(What the exercise asks):
Reproduce verbatim the stretch from the start of the records through the line containing "point [322, 174, 330, 182]", with that line included.

#### Dataset entries

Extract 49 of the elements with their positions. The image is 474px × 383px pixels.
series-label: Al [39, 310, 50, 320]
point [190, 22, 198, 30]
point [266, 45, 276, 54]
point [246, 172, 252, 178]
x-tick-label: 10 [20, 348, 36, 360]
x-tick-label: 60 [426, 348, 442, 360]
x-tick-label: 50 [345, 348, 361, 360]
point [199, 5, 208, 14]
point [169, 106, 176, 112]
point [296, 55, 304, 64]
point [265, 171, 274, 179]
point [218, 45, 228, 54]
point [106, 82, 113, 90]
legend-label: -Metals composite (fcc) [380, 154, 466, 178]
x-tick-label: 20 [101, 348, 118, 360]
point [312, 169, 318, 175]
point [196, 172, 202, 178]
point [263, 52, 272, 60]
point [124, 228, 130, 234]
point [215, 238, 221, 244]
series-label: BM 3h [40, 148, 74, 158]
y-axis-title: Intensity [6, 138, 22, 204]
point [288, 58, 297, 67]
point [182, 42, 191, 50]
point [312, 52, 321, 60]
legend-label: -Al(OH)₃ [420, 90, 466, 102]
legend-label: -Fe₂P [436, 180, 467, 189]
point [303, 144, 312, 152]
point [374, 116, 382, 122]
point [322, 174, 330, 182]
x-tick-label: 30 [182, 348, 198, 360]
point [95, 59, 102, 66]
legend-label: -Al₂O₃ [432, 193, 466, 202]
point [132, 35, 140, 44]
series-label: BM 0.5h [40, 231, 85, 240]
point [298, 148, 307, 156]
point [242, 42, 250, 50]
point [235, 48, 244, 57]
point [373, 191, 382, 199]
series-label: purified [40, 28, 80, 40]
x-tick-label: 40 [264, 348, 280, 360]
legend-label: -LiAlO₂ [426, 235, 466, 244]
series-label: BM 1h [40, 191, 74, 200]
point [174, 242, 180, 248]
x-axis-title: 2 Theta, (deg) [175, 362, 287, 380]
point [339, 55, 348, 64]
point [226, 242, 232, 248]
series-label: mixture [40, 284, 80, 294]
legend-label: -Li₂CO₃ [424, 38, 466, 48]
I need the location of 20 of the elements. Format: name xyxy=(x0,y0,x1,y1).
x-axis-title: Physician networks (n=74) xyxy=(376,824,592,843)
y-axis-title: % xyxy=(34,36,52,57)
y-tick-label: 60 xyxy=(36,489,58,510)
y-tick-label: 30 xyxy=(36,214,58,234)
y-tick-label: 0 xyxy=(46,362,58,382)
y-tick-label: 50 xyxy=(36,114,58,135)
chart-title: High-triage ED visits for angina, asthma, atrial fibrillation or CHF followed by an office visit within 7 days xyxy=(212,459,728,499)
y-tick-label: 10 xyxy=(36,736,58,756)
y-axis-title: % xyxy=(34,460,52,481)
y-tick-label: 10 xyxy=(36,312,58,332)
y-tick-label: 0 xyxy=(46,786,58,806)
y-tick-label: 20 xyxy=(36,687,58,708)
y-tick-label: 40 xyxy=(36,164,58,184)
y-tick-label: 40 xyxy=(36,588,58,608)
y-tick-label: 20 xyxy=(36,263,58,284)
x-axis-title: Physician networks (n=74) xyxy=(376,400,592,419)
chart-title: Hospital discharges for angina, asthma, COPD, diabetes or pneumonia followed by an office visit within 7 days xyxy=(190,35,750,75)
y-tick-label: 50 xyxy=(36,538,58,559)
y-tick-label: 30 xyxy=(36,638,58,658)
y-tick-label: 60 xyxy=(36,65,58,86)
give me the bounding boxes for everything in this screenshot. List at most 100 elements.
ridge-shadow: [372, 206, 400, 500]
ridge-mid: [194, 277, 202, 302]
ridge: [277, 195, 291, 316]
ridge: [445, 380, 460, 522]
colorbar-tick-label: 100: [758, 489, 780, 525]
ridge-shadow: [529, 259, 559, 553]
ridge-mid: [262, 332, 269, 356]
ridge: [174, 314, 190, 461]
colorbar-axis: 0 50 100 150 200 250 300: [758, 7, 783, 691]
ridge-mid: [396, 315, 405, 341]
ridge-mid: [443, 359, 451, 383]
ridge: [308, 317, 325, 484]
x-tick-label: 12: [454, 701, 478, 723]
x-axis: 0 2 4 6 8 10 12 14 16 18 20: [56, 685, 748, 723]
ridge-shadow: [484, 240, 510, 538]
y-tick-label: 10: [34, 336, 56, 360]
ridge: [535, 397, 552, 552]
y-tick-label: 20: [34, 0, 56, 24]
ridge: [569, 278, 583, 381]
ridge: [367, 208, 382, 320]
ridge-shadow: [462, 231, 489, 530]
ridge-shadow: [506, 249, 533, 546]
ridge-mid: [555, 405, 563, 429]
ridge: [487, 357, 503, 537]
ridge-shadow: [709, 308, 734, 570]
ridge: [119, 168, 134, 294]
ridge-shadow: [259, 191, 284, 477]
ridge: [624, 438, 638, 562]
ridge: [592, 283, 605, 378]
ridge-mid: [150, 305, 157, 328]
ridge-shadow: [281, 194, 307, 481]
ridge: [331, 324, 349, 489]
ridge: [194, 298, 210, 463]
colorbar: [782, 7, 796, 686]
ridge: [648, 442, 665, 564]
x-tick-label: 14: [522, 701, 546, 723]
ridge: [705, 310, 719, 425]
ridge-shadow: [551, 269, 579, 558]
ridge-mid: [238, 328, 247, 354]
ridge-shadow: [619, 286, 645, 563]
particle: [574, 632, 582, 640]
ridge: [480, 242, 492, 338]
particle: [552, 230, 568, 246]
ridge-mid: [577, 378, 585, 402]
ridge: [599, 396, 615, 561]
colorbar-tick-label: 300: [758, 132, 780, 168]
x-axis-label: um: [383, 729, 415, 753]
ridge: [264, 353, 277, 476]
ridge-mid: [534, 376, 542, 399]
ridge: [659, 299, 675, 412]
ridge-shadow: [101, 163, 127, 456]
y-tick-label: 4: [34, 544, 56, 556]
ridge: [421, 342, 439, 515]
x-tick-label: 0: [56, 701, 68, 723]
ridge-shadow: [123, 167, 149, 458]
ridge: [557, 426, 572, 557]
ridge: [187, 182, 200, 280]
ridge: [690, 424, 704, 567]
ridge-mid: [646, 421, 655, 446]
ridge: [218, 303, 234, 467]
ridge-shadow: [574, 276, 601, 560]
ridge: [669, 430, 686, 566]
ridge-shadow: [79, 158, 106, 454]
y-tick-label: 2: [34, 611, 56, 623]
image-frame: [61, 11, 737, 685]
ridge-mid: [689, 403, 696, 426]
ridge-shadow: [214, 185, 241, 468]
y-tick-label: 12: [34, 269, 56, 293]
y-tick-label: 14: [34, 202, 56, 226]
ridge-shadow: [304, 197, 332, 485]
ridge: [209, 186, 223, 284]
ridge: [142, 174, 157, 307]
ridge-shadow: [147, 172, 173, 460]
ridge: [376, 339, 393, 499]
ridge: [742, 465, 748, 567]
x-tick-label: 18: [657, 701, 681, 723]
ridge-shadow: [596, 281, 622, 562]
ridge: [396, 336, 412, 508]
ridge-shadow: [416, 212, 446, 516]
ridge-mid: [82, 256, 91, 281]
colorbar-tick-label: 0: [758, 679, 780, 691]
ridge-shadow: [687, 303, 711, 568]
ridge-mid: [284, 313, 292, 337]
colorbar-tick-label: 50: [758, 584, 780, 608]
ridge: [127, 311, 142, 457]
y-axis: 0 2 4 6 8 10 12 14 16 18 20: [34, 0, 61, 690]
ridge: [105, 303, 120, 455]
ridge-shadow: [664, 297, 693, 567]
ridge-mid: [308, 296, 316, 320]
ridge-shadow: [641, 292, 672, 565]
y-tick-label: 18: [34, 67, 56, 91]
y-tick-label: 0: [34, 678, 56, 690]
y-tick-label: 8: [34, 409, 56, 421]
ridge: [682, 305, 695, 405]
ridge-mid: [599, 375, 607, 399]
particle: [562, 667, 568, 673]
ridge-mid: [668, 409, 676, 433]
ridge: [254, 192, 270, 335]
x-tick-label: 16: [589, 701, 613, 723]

########

(Answer to this problem):
Extract 49 of the elements with their positions. The image is 474px × 383px pixels.
series-label: Al [39, 310, 50, 320]
point [190, 22, 198, 30]
point [266, 45, 276, 54]
point [246, 172, 252, 178]
x-tick-label: 10 [20, 348, 36, 360]
x-tick-label: 60 [426, 348, 442, 360]
x-tick-label: 50 [345, 348, 361, 360]
point [199, 5, 208, 14]
point [169, 106, 176, 112]
point [296, 55, 304, 64]
point [265, 171, 274, 179]
point [218, 45, 228, 54]
point [106, 82, 113, 90]
legend-label: -Metals composite (fcc) [380, 154, 466, 178]
x-tick-label: 20 [101, 348, 118, 360]
point [312, 169, 318, 175]
point [196, 172, 202, 178]
point [263, 52, 272, 60]
point [124, 228, 130, 234]
point [215, 238, 221, 244]
series-label: BM 3h [40, 148, 74, 158]
y-axis-title: Intensity [6, 138, 22, 204]
point [288, 58, 297, 67]
point [182, 42, 191, 50]
point [312, 52, 321, 60]
legend-label: -Al(OH)₃ [420, 90, 466, 102]
legend-label: -Fe₂P [436, 180, 467, 189]
point [303, 144, 312, 152]
point [374, 116, 382, 122]
point [322, 174, 330, 182]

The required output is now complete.